» GIVEN EXERCISE:
In the listing below, locate the lines that hold "Career" and copy them.

» RAW RECORDS:

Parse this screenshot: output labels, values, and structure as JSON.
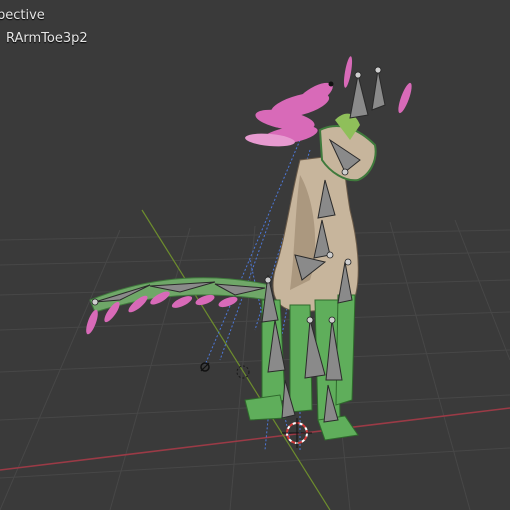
{
  "viewport": {
    "view_label": "pective",
    "object_label": "RArmToe3p2"
  },
  "colors": {
    "background": "#3a3a3a",
    "grid": "#454545",
    "axis_x": "#9b3a46",
    "axis_y": "#6d8d2d",
    "mesh_body": "#c7b59c",
    "mesh_green": "#5fae5b",
    "feathers": "#d86ab8",
    "bones": "#8a8a8a",
    "constraint_lines": "#4d78d8",
    "cursor": "#d33a3a"
  },
  "icons": [
    "3d-cursor-icon",
    "light-icon",
    "camera-icon"
  ]
}
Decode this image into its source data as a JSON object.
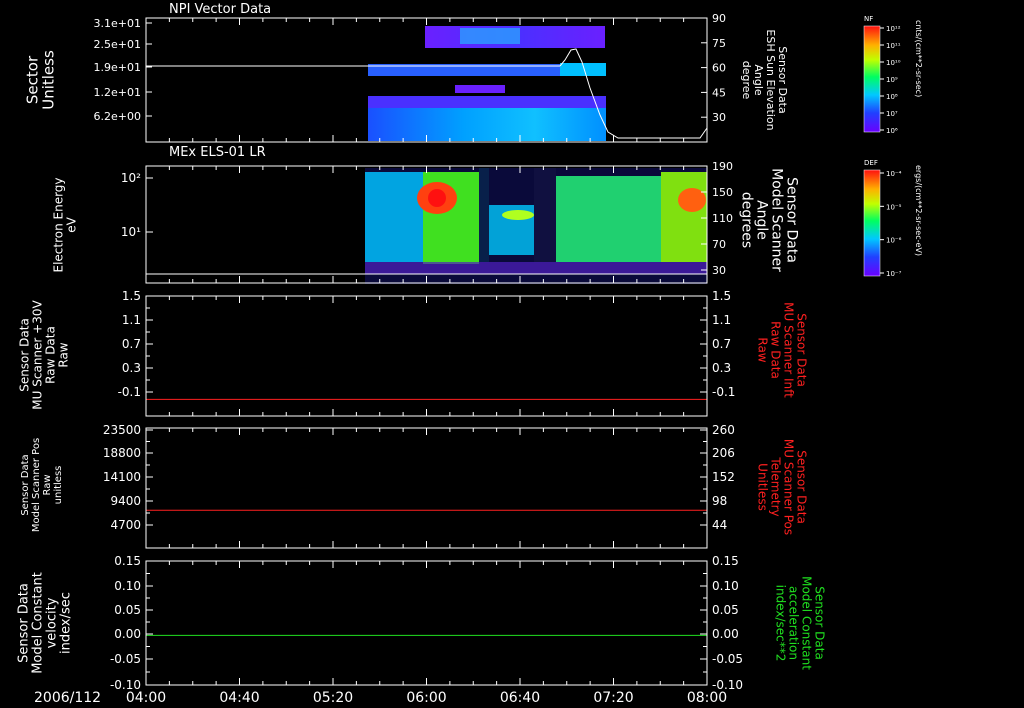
{
  "figure_date": "2006/112",
  "time_axis": {
    "tick_labels": [
      "04:00",
      "04:40",
      "05:20",
      "06:00",
      "06:40",
      "07:20",
      "08:00"
    ],
    "tick_times": [
      "04:00",
      "04:40",
      "05:20",
      "06:00",
      "06:40",
      "07:20",
      "08:00"
    ]
  },
  "chart_data": [
    {
      "type": "heatmap",
      "title": "NPI Vector Data",
      "ylabel": [
        "Sector",
        "Unitless"
      ],
      "left_tick_labels": [
        "3.1e+01",
        "2.5e+01",
        "1.9e+01",
        "1.2e+01",
        "6.2e+00"
      ],
      "ylabel_right": [
        "Sensor Data",
        "ESH Sun Elevation",
        "Angle",
        "degree"
      ],
      "right_ticks": [
        30,
        45,
        60,
        75,
        90
      ],
      "right_ylim": [
        15,
        90
      ],
      "overlay_line_color": "#ffffff",
      "colorbar": {
        "title": "NF",
        "unit_label": "cnts/(cm**2-sr-sec)",
        "tick_labels": [
          "10¹²",
          "10¹¹",
          "10¹⁰",
          "10⁹",
          "10⁸",
          "10⁷",
          "10⁶"
        ],
        "scale": "log"
      }
    },
    {
      "type": "heatmap",
      "title": "MEx ELS-01 LR",
      "ylabel": [
        "Electron Energy",
        "eV"
      ],
      "left_tick_labels": [
        "10²",
        "10¹"
      ],
      "ylabel_right": [
        "Sensor Data",
        "Model Scanner",
        "Angle",
        "degrees"
      ],
      "right_ticks": [
        30,
        70,
        110,
        150,
        190
      ],
      "right_ylim": [
        10,
        190
      ],
      "overlay_line_color": "#ffffff",
      "colorbar": {
        "title": "DEF",
        "unit_label": "ergs/(cm**2-sr-sec-eV)",
        "tick_labels": [
          "10⁻⁴",
          "10⁻⁵",
          "10⁻⁶",
          "10⁻⁷"
        ],
        "scale": "log"
      }
    },
    {
      "type": "line",
      "ylabel": [
        "Sensor Data",
        "MU Scanner +30V",
        "Raw Data",
        "Raw"
      ],
      "ylabel_right": [
        "Sensor Data",
        "MU Scanner Inft",
        "Raw Data",
        "Raw"
      ],
      "left_tick_labels": [
        "1.5",
        "1.1",
        "0.7",
        "0.3",
        "-0.1"
      ],
      "right_tick_labels": [
        "1.5",
        "1.1",
        "0.7",
        "0.3",
        "-0.1"
      ],
      "ylim": [
        -0.3,
        1.5
      ],
      "series": [
        {
          "color": "#ff2020",
          "x": [
            "04:00",
            "08:00"
          ],
          "y": [
            -0.05,
            -0.05
          ]
        }
      ]
    },
    {
      "type": "line",
      "ylabel": [
        "Sensor Data",
        "Model Scanner Pos",
        "Raw",
        "unitless"
      ],
      "ylabel_right": [
        "Sensor Data",
        "MU Scanner Pos",
        "Telemetry",
        "Unitless"
      ],
      "left_tick_labels": [
        "23500",
        "18800",
        "14100",
        "9400",
        "4700"
      ],
      "right_tick_labels": [
        "260",
        "206",
        "152",
        "98",
        "44"
      ],
      "ylim": [
        0,
        23500
      ],
      "series": [
        {
          "color": "#ff2020",
          "x": [
            "04:00",
            "08:00"
          ],
          "y": [
            7400,
            7400
          ]
        }
      ]
    },
    {
      "type": "line",
      "ylabel": [
        "Sensor Data",
        "Model Constant",
        "velocity",
        "index/sec"
      ],
      "ylabel_right": [
        "Sensor Data",
        "Model Constant",
        "acceleration",
        "index/sec**2"
      ],
      "left_tick_labels": [
        "0.15",
        "0.10",
        "0.05",
        "0.00",
        "-0.05",
        "-0.10"
      ],
      "right_tick_labels": [
        "0.15",
        "0.10",
        "0.05",
        "0.00",
        "-0.05",
        "-0.10"
      ],
      "ylim": [
        -0.1,
        0.15
      ],
      "series": [
        {
          "color": "#20e020",
          "x": [
            "04:00",
            "08:00"
          ],
          "y": [
            0,
            0
          ]
        }
      ]
    }
  ],
  "colors": {
    "background": "#000000",
    "axis": "#ffffff",
    "right_label_panel3": "#ff2020",
    "right_label_panel4": "#ff2020",
    "right_label_panel5": "#20e020"
  }
}
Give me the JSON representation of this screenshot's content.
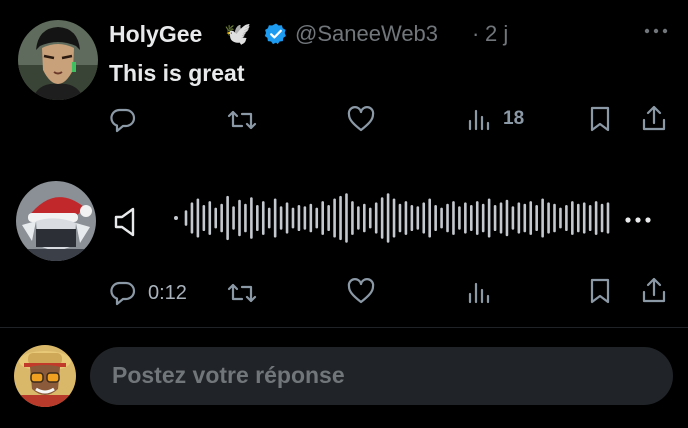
{
  "tweet": {
    "author_name": "HolyGee",
    "author_emoji": "🕊️",
    "handle": "@SaneeWeb3",
    "separator": "·",
    "time": "2 j",
    "text": "This is great",
    "views": "18"
  },
  "audio_post": {
    "duration": "0:12",
    "waveform_levels": [
      0.25,
      0.55,
      0.7,
      0.45,
      0.6,
      0.35,
      0.5,
      0.8,
      0.4,
      0.65,
      0.5,
      0.75,
      0.45,
      0.6,
      0.35,
      0.7,
      0.4,
      0.55,
      0.35,
      0.45,
      0.4,
      0.5,
      0.35,
      0.6,
      0.45,
      0.7,
      0.8,
      0.9,
      0.6,
      0.4,
      0.5,
      0.35,
      0.55,
      0.75,
      0.9,
      0.7,
      0.5,
      0.6,
      0.45,
      0.4,
      0.55,
      0.7,
      0.45,
      0.35,
      0.5,
      0.6,
      0.4,
      0.55,
      0.45,
      0.6,
      0.5,
      0.7,
      0.45,
      0.55,
      0.65,
      0.4,
      0.55,
      0.5,
      0.6,
      0.45,
      0.7,
      0.55,
      0.5,
      0.35,
      0.45,
      0.6,
      0.5,
      0.55,
      0.45,
      0.6,
      0.5,
      0.55
    ]
  },
  "reply": {
    "placeholder": "Postez votre réponse"
  },
  "colors": {
    "icon": "#8b98a5",
    "verified": "#1d9bf0",
    "waveform": "#c4c9cf"
  }
}
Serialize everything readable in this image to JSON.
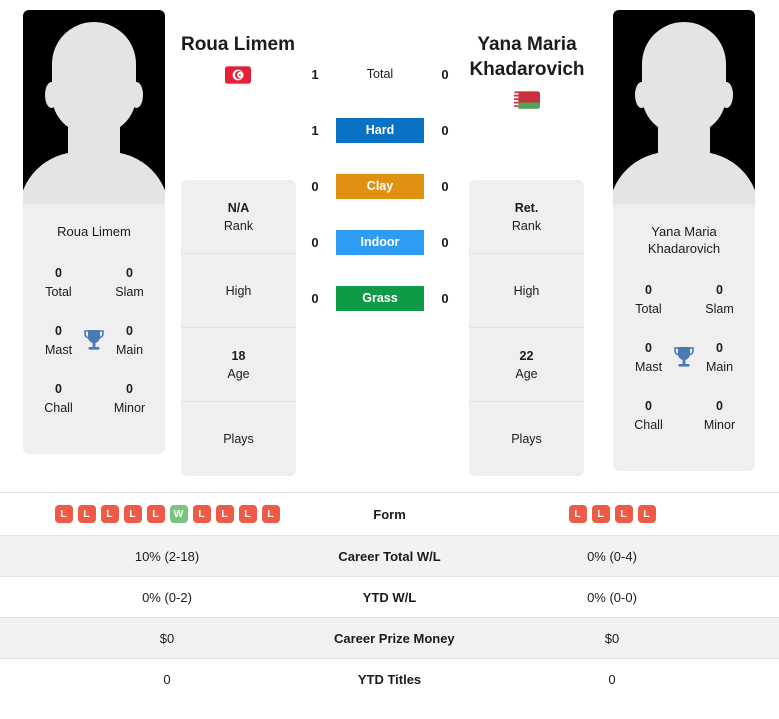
{
  "players": {
    "left": {
      "name": "Roua Limem",
      "card_name": "Roua Limem",
      "flag": "tunisia-flag",
      "titles": [
        {
          "value": "0",
          "label": "Total"
        },
        {
          "value": "0",
          "label": "Slam"
        },
        {
          "value": "0",
          "label": "Mast"
        },
        {
          "value": "0",
          "label": "Main"
        },
        {
          "value": "0",
          "label": "Chall"
        },
        {
          "value": "0",
          "label": "Minor"
        }
      ],
      "info": [
        {
          "value": "N/A",
          "label": "Rank"
        },
        {
          "value": "",
          "label": "High"
        },
        {
          "value": "18",
          "label": "Age"
        },
        {
          "value": "",
          "label": "Plays"
        }
      ],
      "form": [
        "L",
        "L",
        "L",
        "L",
        "L",
        "W",
        "L",
        "L",
        "L",
        "L"
      ]
    },
    "right": {
      "name": "Yana Maria Khadarovich",
      "card_name": "Yana Maria Khadarovich",
      "flag": "belarus-flag",
      "titles": [
        {
          "value": "0",
          "label": "Total"
        },
        {
          "value": "0",
          "label": "Slam"
        },
        {
          "value": "0",
          "label": "Mast"
        },
        {
          "value": "0",
          "label": "Main"
        },
        {
          "value": "0",
          "label": "Chall"
        },
        {
          "value": "0",
          "label": "Minor"
        }
      ],
      "info": [
        {
          "value": "Ret.",
          "label": "Rank"
        },
        {
          "value": "",
          "label": "High"
        },
        {
          "value": "22",
          "label": "Age"
        },
        {
          "value": "",
          "label": "Plays"
        }
      ],
      "form": [
        "L",
        "L",
        "L",
        "L"
      ]
    }
  },
  "surfaces": [
    {
      "label": "Total",
      "left": "1",
      "right": "0",
      "color": "transparent"
    },
    {
      "label": "Hard",
      "left": "1",
      "right": "0",
      "color": "#0a72c4"
    },
    {
      "label": "Clay",
      "left": "0",
      "right": "0",
      "color": "#e09112"
    },
    {
      "label": "Indoor",
      "left": "0",
      "right": "0",
      "color": "#2f9cf4"
    },
    {
      "label": "Grass",
      "left": "0",
      "right": "0",
      "color": "#0f9b46"
    }
  ],
  "table": {
    "form_label": "Form",
    "rows": [
      {
        "label": "Career Total W/L",
        "left": "10% (2-18)",
        "right": "0% (0-4)"
      },
      {
        "label": "YTD W/L",
        "left": "0% (0-2)",
        "right": "0% (0-0)"
      },
      {
        "label": "Career Prize Money",
        "left": "$0",
        "right": "$0"
      },
      {
        "label": "YTD Titles",
        "left": "0",
        "right": "0"
      }
    ]
  },
  "colors": {
    "loss": "#ef5a46",
    "win": "#7ac47f",
    "card_bg": "#efefef",
    "trophy": "#4a79b5"
  }
}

» OUTPUT OF THE EXERCISE:
        "label": "Career Total W/L",
        "label": "Career Prize Money",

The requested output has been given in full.